**WORK TO DO**
Reproduce every line of the records below word for word, leaving out the pictures.
>> BEGIN INPUT MATERIAL
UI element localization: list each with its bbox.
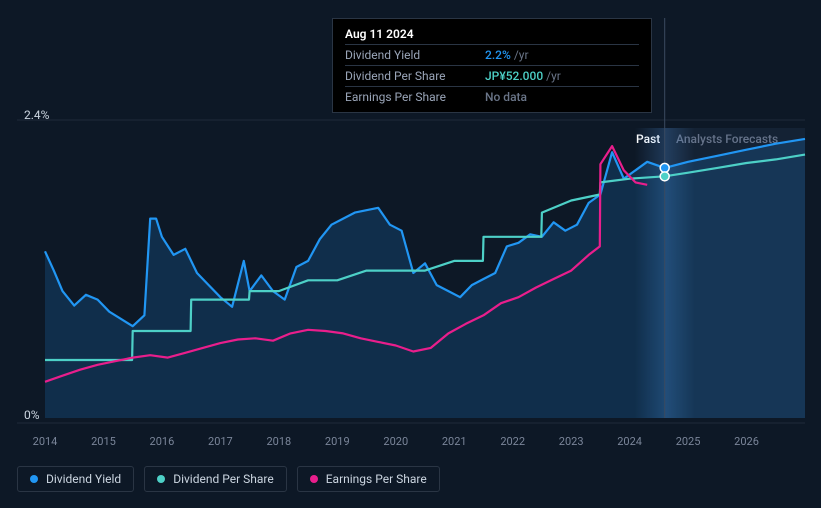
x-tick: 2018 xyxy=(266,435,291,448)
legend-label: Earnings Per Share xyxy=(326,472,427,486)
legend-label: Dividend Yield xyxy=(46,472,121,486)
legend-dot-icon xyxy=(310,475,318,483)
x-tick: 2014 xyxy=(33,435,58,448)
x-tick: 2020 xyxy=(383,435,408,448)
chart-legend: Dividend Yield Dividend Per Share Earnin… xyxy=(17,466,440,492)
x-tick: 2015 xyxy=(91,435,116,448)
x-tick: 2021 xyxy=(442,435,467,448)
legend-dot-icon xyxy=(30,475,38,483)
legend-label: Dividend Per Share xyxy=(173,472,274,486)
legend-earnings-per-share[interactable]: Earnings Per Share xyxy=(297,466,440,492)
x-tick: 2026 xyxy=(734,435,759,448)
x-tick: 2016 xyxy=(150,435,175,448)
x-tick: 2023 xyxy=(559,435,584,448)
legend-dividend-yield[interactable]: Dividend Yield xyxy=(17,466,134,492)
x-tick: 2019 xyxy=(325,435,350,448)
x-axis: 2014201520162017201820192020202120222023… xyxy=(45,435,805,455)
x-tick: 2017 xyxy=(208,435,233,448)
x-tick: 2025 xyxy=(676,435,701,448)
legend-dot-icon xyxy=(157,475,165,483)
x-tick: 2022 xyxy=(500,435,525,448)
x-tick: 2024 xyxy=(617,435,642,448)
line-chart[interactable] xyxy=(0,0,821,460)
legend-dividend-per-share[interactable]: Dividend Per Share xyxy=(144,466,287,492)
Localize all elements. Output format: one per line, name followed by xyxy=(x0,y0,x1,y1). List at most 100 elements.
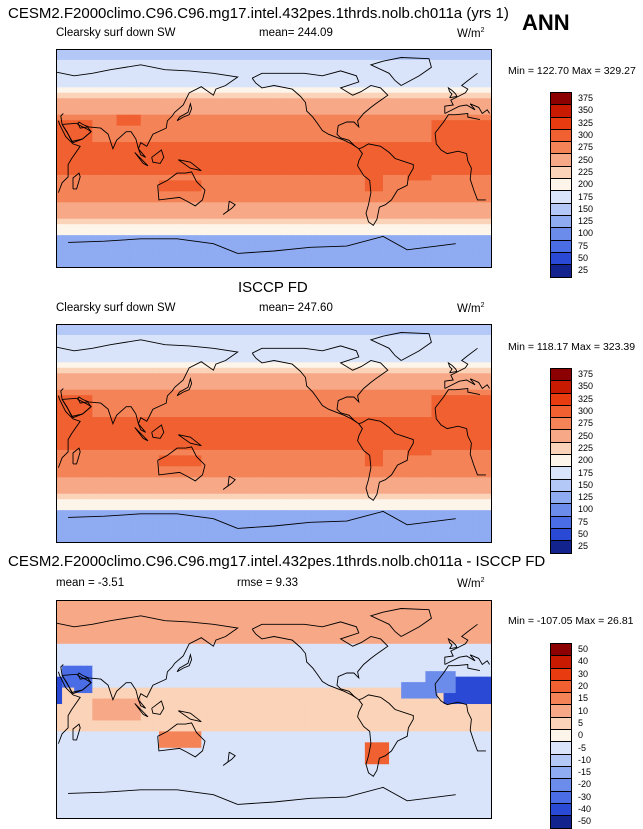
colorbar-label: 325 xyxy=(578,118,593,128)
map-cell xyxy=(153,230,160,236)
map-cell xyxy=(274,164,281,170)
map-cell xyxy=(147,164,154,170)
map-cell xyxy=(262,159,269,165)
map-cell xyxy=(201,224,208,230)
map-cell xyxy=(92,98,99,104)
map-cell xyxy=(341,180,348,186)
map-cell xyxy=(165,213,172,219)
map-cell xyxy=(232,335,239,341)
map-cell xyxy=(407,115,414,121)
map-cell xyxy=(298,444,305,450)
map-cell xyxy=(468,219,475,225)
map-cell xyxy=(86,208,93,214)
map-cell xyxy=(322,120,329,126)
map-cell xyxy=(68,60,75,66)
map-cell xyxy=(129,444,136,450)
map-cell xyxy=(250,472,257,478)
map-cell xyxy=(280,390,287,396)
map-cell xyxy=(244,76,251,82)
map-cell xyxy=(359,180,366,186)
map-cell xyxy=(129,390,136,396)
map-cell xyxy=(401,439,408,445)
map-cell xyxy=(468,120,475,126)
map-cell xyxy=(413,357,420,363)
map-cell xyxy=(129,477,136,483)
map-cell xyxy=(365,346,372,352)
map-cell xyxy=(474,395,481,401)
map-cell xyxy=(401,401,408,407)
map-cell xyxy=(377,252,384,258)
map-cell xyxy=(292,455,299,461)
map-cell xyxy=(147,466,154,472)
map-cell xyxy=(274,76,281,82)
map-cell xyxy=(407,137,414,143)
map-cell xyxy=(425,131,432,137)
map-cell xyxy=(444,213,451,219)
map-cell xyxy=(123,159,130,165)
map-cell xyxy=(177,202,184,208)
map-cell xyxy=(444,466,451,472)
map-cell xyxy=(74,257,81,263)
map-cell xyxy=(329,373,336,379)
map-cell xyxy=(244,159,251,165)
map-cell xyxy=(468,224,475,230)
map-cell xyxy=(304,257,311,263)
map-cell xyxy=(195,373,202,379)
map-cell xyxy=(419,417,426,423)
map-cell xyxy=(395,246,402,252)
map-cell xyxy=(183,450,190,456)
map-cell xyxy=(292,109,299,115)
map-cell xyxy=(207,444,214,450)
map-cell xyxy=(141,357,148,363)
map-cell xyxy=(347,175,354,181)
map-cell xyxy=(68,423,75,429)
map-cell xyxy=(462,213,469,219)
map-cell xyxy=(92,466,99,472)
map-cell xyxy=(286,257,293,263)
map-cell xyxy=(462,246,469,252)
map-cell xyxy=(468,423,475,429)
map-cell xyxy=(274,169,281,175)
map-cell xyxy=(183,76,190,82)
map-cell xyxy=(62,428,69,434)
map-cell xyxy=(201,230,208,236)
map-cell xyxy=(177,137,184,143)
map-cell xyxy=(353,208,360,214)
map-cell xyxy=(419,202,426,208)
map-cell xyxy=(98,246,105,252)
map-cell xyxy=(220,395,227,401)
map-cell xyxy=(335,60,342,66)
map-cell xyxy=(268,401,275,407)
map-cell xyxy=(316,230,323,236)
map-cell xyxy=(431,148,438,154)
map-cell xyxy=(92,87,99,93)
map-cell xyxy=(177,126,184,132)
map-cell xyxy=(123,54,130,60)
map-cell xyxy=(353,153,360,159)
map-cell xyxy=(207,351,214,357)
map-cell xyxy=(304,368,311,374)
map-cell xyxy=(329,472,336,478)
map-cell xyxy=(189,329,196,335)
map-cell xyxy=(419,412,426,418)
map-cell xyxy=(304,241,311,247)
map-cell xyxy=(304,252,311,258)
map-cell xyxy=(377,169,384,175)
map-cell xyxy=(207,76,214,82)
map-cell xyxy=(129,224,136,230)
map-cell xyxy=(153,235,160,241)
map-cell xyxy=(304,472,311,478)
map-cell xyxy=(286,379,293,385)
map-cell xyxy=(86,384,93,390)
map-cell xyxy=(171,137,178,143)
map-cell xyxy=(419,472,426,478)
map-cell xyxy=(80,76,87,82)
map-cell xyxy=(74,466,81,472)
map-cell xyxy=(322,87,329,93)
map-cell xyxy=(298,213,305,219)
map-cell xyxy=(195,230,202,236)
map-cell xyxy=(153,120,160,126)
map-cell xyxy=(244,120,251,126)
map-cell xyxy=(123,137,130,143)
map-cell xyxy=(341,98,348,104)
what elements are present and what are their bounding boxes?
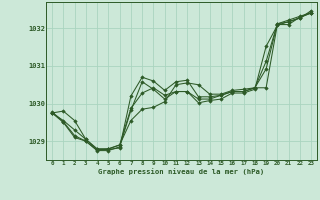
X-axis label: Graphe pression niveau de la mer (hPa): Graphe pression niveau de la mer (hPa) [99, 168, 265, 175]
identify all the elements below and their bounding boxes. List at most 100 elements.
>> END INPUT MATERIAL
**TASK RESPONSE**
UI element localization: list each with its bbox.
x-tick: 2018 xyxy=(266,435,291,448)
legend-label: Earnings Per Share xyxy=(326,472,427,486)
legend-label: Dividend Yield xyxy=(46,472,121,486)
legend-dot-icon xyxy=(310,475,318,483)
x-tick: 2014 xyxy=(33,435,58,448)
x-tick: 2020 xyxy=(383,435,408,448)
chart-legend: Dividend Yield Dividend Per Share Earnin… xyxy=(17,466,440,492)
x-tick: 2015 xyxy=(91,435,116,448)
x-tick: 2021 xyxy=(442,435,467,448)
legend-dot-icon xyxy=(30,475,38,483)
legend-label: Dividend Per Share xyxy=(173,472,274,486)
legend-earnings-per-share[interactable]: Earnings Per Share xyxy=(297,466,440,492)
x-tick: 2026 xyxy=(734,435,759,448)
x-tick: 2016 xyxy=(150,435,175,448)
x-tick: 2023 xyxy=(559,435,584,448)
legend-dividend-yield[interactable]: Dividend Yield xyxy=(17,466,134,492)
x-tick: 2019 xyxy=(325,435,350,448)
x-axis: 2014201520162017201820192020202120222023… xyxy=(45,435,805,455)
x-tick: 2017 xyxy=(208,435,233,448)
x-tick: 2025 xyxy=(676,435,701,448)
legend-dot-icon xyxy=(157,475,165,483)
x-tick: 2022 xyxy=(500,435,525,448)
x-tick: 2024 xyxy=(617,435,642,448)
line-chart[interactable] xyxy=(0,0,821,460)
legend-dividend-per-share[interactable]: Dividend Per Share xyxy=(144,466,287,492)
Localize all elements. Output format: one per line, name followed by xyxy=(x0,y0,x1,y1). List at most 100 elements.
colorbar-label: 325 xyxy=(578,118,593,128)
map-cell xyxy=(153,230,160,236)
map-cell xyxy=(274,164,281,170)
map-cell xyxy=(147,164,154,170)
map-cell xyxy=(262,159,269,165)
map-cell xyxy=(201,224,208,230)
map-cell xyxy=(92,98,99,104)
map-cell xyxy=(341,180,348,186)
map-cell xyxy=(165,213,172,219)
map-cell xyxy=(232,335,239,341)
map-cell xyxy=(407,115,414,121)
map-cell xyxy=(298,444,305,450)
map-cell xyxy=(468,219,475,225)
map-cell xyxy=(86,208,93,214)
map-cell xyxy=(322,120,329,126)
map-cell xyxy=(68,60,75,66)
map-cell xyxy=(129,444,136,450)
map-cell xyxy=(250,472,257,478)
map-cell xyxy=(280,390,287,396)
map-cell xyxy=(244,76,251,82)
map-cell xyxy=(359,180,366,186)
map-cell xyxy=(129,390,136,396)
map-cell xyxy=(401,439,408,445)
map-cell xyxy=(468,120,475,126)
map-cell xyxy=(413,357,420,363)
map-cell xyxy=(129,477,136,483)
map-cell xyxy=(365,346,372,352)
map-cell xyxy=(474,395,481,401)
map-cell xyxy=(401,401,408,407)
map-cell xyxy=(377,252,384,258)
map-cell xyxy=(292,455,299,461)
map-cell xyxy=(147,466,154,472)
map-cell xyxy=(274,76,281,82)
map-cell xyxy=(407,137,414,143)
map-cell xyxy=(425,131,432,137)
map-cell xyxy=(444,213,451,219)
map-cell xyxy=(123,159,130,165)
map-cell xyxy=(177,202,184,208)
map-cell xyxy=(444,466,451,472)
map-cell xyxy=(74,257,81,263)
map-cell xyxy=(329,373,336,379)
map-cell xyxy=(244,159,251,165)
map-cell xyxy=(468,224,475,230)
map-cell xyxy=(304,257,311,263)
map-cell xyxy=(195,373,202,379)
map-cell xyxy=(419,417,426,423)
map-cell xyxy=(395,246,402,252)
map-cell xyxy=(183,450,190,456)
map-cell xyxy=(292,109,299,115)
map-cell xyxy=(207,444,214,450)
map-cell xyxy=(141,357,148,363)
map-cell xyxy=(347,175,354,181)
map-cell xyxy=(68,423,75,429)
map-cell xyxy=(462,213,469,219)
map-cell xyxy=(92,466,99,472)
map-cell xyxy=(286,257,293,263)
map-cell xyxy=(462,246,469,252)
map-cell xyxy=(468,423,475,429)
map-cell xyxy=(274,169,281,175)
map-cell xyxy=(183,76,190,82)
map-cell xyxy=(62,428,69,434)
map-cell xyxy=(201,230,208,236)
map-cell xyxy=(177,137,184,143)
map-cell xyxy=(353,208,360,214)
map-cell xyxy=(419,202,426,208)
map-cell xyxy=(98,246,105,252)
map-cell xyxy=(220,395,227,401)
map-cell xyxy=(335,60,342,66)
map-cell xyxy=(268,401,275,407)
map-cell xyxy=(316,230,323,236)
map-cell xyxy=(431,148,438,154)
map-cell xyxy=(92,87,99,93)
map-cell xyxy=(177,126,184,132)
map-cell xyxy=(123,54,130,60)
map-cell xyxy=(353,153,360,159)
map-cell xyxy=(207,351,214,357)
map-cell xyxy=(304,368,311,374)
map-cell xyxy=(329,472,336,478)
map-cell xyxy=(189,329,196,335)
map-cell xyxy=(419,412,426,418)
map-cell xyxy=(304,241,311,247)
map-cell xyxy=(304,252,311,258)
map-cell xyxy=(377,169,384,175)
map-cell xyxy=(207,76,214,82)
map-cell xyxy=(129,224,136,230)
map-cell xyxy=(153,235,160,241)
map-cell xyxy=(304,472,311,478)
map-cell xyxy=(286,379,293,385)
map-cell xyxy=(86,384,93,390)
map-cell xyxy=(171,137,178,143)
map-cell xyxy=(419,472,426,478)
map-cell xyxy=(80,76,87,82)
map-cell xyxy=(74,466,81,472)
map-cell xyxy=(322,87,329,93)
map-cell xyxy=(298,213,305,219)
map-cell xyxy=(195,230,202,236)
map-cell xyxy=(153,120,160,126)
map-cell xyxy=(244,120,251,126)
map-cell xyxy=(123,137,130,143)
map-cell xyxy=(341,98,348,104)
what elements are present and what are their bounding boxes?
X-axis label: Graphe pression niveau de la mer (hPa): Graphe pression niveau de la mer (hPa) [99, 168, 265, 175]
identify all the elements below and their bounding boxes. List at most 100 elements.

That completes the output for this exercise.